> EXCERPT:

ALMOST 20 YEARS AFTER MY FIRST DIAGNOSIS of early-stage breast cancer and almost 14 years after my second diagnosis—and double mastectomy—I was blindsided by my diagnosis of metastatic breast cancer. It took quite a few months for the fog to clear, but after weeks of tests, doctors’ appointments, and crying nearly every day, I finally decided what I wanted to do—I wanted to continue working.
I know that may sound strange, especially when I could have retired as soon as I was diagnosed, but working is a big part of my identity. I’m an administrative assistant and I take pride in my job. My house may be a mess, but my work is always organized! I do it well, and my coworkers are like a second family to me. But even more than that, when I was diagnosed, trying to keep a normal schedule and getting up for work each day, even when I felt tired, was the only thing I connected with that made me feel like nothing was wrong. I didn’t want to lose any of it, at least not yet.
I’ve come across people who don’t want anyone to know about their diagnosis. For me, I always say, “If I’m going through this, you’re going through it with me!” My boss knew about my doctors’ appointments from the start, and I would talk about my health with my coworkers during our usual water-cooler chit-chat. After I got my diagnosis, I didn’t treat it like a big secret. I sat down with my boss and had a talk about what was ahead of me and that I would need time off from work for appointments, etc. He was very understanding and insisted my health comes first. It was the same with everybody at work. They were all on board with whatever my needs were, too. Many of them wanted to donate their leave to me so I would have enough sick leave! Best of all, my employer allowed me to work from home as long as I needed, and I continue to telework on days that I have appointments or am not feeling well. It’s important to listen to your body. If you need to rest, take a rest.
I feel like the time is approaching to retire. Now that I've had plenty of time to think about it and adjust to my new normal, I am ready to make that choice—not be forced into it."
I’m very lucky that I can do that, I know. Not everyone’s work is like mine, and talking about your diagnosis is a very personal thing. But I really feel like we don’t need more stress on top of everything else. I do whatever I need to do to eliminate stress. For me, having people invested in my situation and ready to support me took a whole weight off my shoulders!
My original plan was to work until age 66 (I’m almost there but not quite). Now, partially because of everyone’s support and understanding, I feel like the time is approaching to retire. Now that I’ve had plenty of time to think about it and adjust to my new normal, I am ready to make that choice—not be forced into it. I’m looking to retire by the end of this summer, almost two years since my diagnosis.
Work fulfilled my needs and identity for years (I’ve been working since I was 16 years old). By continuing to work after my diagnosis, it gave me the time I needed to really think about my health and future and what I wanted to do with it. You need to know when to listen to your body and move forward and when the time is right. With retirement, I won’t have to get up every day at 5:30 and go to work anymore, but I’ve found something new for myself. I thought I knew a lot about breast cancer after my first two diagnoses, but I never knew you can get metastatic breast cancer (mBC) with no breasts. I have since made it a high priority to educate others about metastatic breast cancer. I no longer have to rely on my job because I have other things to look forward to: new goals and things to do. I want to travel and hang out with friends as much as possible, in light of the fact that I am living with mBC—and I finally won’t have an excuse not to clean my house!
I don’t know how long my health will stay, but I am ready to enjoy all the things that I planned on doing in retirement. I want all of you to do whatever you can to enjoy life, too, and take care of yourselves. It is the one time in your life you need to put yourself first and do what’s best for you.
Since writing this post, Patti has chosen to retire.

> WHAT THE TASK REQUIRES: Put this sentence from the essay on working after a metastatic breast cancer diagnosis into Spanish: "I do whatever I need to do to eliminate stress."

> DATA SECTION:
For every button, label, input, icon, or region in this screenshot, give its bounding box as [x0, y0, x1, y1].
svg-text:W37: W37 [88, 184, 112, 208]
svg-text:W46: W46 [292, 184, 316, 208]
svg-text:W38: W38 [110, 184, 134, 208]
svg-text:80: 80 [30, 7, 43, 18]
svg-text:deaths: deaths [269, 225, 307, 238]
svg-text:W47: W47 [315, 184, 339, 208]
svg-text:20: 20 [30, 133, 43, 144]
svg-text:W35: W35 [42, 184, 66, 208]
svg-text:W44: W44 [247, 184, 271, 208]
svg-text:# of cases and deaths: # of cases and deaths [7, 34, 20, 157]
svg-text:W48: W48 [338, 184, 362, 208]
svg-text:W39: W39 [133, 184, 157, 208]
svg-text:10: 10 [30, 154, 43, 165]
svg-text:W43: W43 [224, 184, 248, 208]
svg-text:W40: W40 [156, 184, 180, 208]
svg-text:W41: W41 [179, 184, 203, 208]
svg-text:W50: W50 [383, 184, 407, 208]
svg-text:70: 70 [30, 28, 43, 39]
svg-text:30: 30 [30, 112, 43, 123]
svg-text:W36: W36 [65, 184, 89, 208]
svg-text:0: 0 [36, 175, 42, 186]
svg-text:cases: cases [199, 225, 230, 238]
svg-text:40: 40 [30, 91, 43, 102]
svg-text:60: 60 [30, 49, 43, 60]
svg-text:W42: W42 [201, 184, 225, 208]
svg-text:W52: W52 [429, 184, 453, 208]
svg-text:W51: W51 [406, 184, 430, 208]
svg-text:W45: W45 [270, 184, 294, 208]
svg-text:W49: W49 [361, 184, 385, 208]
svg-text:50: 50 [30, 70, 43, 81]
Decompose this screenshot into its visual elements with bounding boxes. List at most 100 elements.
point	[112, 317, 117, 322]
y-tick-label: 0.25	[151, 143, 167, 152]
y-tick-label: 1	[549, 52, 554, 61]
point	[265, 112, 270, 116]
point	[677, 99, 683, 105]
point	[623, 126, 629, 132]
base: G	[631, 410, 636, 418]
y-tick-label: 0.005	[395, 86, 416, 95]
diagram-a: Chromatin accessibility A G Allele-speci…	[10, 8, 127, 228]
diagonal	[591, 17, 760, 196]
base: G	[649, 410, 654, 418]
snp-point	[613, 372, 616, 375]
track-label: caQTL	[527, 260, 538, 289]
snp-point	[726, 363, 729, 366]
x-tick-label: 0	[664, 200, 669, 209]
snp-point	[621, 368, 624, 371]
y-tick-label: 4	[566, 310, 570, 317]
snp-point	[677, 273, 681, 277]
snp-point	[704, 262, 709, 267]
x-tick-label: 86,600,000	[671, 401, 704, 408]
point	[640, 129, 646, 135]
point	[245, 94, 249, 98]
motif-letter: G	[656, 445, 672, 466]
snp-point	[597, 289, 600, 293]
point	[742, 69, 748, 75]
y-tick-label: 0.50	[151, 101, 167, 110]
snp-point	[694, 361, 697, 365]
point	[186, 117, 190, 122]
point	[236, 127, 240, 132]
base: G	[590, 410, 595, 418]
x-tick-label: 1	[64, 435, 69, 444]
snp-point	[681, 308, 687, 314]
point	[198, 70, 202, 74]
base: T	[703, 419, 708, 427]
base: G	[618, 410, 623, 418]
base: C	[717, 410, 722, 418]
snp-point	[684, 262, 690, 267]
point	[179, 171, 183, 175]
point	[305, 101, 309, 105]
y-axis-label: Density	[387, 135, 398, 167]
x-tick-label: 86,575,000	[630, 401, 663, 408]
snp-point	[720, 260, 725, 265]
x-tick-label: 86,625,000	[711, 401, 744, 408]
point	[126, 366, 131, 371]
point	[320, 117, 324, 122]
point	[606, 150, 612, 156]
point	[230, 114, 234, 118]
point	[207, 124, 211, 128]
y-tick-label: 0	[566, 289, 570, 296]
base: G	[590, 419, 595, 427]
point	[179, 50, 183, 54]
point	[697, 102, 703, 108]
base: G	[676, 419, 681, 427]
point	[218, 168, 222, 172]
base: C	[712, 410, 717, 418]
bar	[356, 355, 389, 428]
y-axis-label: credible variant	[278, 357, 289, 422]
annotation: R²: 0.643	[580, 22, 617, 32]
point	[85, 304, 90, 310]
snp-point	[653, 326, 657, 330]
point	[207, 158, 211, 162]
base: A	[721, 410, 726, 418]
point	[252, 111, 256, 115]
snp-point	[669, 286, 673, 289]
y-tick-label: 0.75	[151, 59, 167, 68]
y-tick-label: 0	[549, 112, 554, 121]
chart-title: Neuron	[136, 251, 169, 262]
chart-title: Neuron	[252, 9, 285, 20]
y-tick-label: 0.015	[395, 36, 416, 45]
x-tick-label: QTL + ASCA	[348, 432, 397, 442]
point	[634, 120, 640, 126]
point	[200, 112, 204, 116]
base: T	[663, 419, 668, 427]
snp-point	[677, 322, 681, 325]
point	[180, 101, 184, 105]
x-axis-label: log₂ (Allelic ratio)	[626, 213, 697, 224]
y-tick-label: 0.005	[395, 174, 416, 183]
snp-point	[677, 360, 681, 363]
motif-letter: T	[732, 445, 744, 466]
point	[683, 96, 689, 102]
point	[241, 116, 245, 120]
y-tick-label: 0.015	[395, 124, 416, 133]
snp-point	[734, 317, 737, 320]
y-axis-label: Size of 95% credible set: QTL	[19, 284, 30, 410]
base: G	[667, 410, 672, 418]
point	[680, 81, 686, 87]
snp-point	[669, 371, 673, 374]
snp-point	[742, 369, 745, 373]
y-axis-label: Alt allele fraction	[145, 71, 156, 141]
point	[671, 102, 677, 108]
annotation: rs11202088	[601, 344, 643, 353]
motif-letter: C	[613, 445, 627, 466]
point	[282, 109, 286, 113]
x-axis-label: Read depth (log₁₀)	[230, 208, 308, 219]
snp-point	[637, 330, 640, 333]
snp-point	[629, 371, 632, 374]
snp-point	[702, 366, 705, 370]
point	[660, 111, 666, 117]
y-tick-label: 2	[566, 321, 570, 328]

> OUTPUT BELOW: Hago todo lo que necesito hacer para eliminar el estrés.